### WHAT YOU ARE ASKED TO DO
Print all of the entries exactly, minus the pictures.

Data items

▼

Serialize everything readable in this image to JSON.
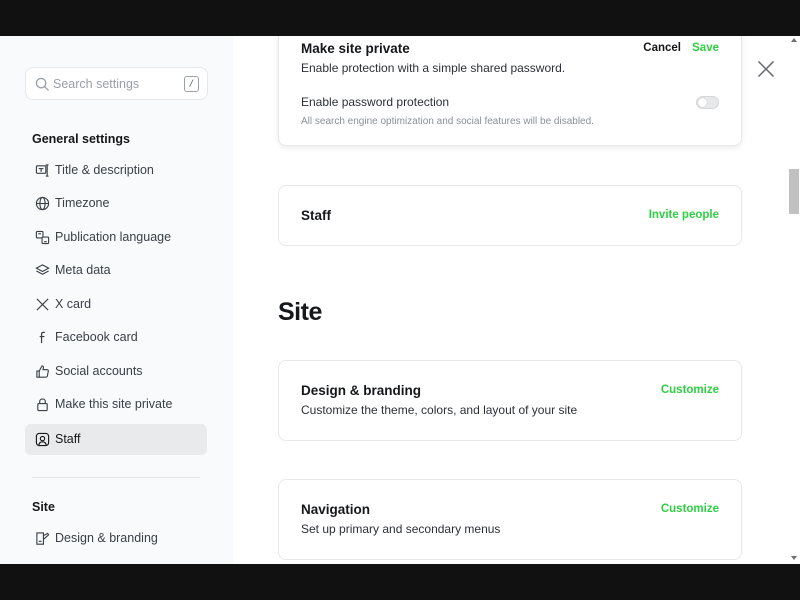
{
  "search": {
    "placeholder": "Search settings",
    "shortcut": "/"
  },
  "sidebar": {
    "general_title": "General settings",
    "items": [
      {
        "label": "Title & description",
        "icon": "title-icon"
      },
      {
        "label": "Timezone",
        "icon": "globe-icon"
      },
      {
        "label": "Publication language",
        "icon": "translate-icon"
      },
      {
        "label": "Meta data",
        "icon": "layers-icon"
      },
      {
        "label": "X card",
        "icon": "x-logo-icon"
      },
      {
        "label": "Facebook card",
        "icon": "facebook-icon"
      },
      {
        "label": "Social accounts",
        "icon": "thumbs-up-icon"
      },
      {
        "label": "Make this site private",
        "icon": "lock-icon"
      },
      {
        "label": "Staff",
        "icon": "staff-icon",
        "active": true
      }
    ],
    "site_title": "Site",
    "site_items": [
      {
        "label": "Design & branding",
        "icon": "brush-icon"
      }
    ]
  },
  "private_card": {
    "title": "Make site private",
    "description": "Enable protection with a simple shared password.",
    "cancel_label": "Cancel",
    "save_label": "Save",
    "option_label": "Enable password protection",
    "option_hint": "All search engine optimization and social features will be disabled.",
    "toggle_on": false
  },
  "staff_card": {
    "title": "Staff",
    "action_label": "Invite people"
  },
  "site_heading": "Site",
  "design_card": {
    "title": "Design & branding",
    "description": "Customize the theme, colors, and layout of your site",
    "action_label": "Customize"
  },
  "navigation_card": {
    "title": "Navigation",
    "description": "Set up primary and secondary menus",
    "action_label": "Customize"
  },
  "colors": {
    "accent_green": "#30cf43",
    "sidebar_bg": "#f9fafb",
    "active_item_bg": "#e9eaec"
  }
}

▲

### ANSWER TO THIS EXERCISE
Serialize everything readable in this image to JSON.
{
  "search": {
    "placeholder": "Search settings",
    "shortcut": "/"
  },
  "sidebar": {
    "general_title": "General settings",
    "items": [
      {
        "label": "Title & description",
        "icon": "title-icon"
      },
      {
        "label": "Timezone",
        "icon": "globe-icon"
      },
      {
        "label": "Publication language",
        "icon": "translate-icon"
      },
      {
        "label": "Meta data",
        "icon": "layers-icon"
      },
      {
        "label": "X card",
        "icon": "x-logo-icon"
      },
      {
        "label": "Facebook card",
        "icon": "facebook-icon"
      },
      {
        "label": "Social accounts",
        "icon": "thumbs-up-icon"
      },
      {
        "label": "Make this site private",
        "icon": "lock-icon"
      },
      {
        "label": "Staff",
        "icon": "staff-icon",
        "active": true
      }
    ],
    "site_title": "Site",
    "site_items": [
      {
        "label": "Design & branding",
        "icon": "brush-icon"
      }
    ]
  },
  "private_card": {
    "title": "Make site private",
    "description": "Enable protection with a simple shared password.",
    "cancel_label": "Cancel",
    "save_label": "Save",
    "option_label": "Enable password protection",
    "option_hint": "All search engine optimization and social features will be disabled.",
    "toggle_on": false
  },
  "staff_card": {
    "title": "Staff",
    "action_label": "Invite people"
  },
  "site_heading": "Site",
  "design_card": {
    "title": "Design & branding",
    "description": "Customize the theme, colors, and layout of your site",
    "action_label": "Customize"
  },
  "navigation_card": {
    "title": "Navigation",
    "description": "Set up primary and secondary menus",
    "action_label": "Customize"
  },
  "colors": {
    "accent_green": "#30cf43",
    "sidebar_bg": "#f9fafb",
    "active_item_bg": "#e9eaec"
  }
}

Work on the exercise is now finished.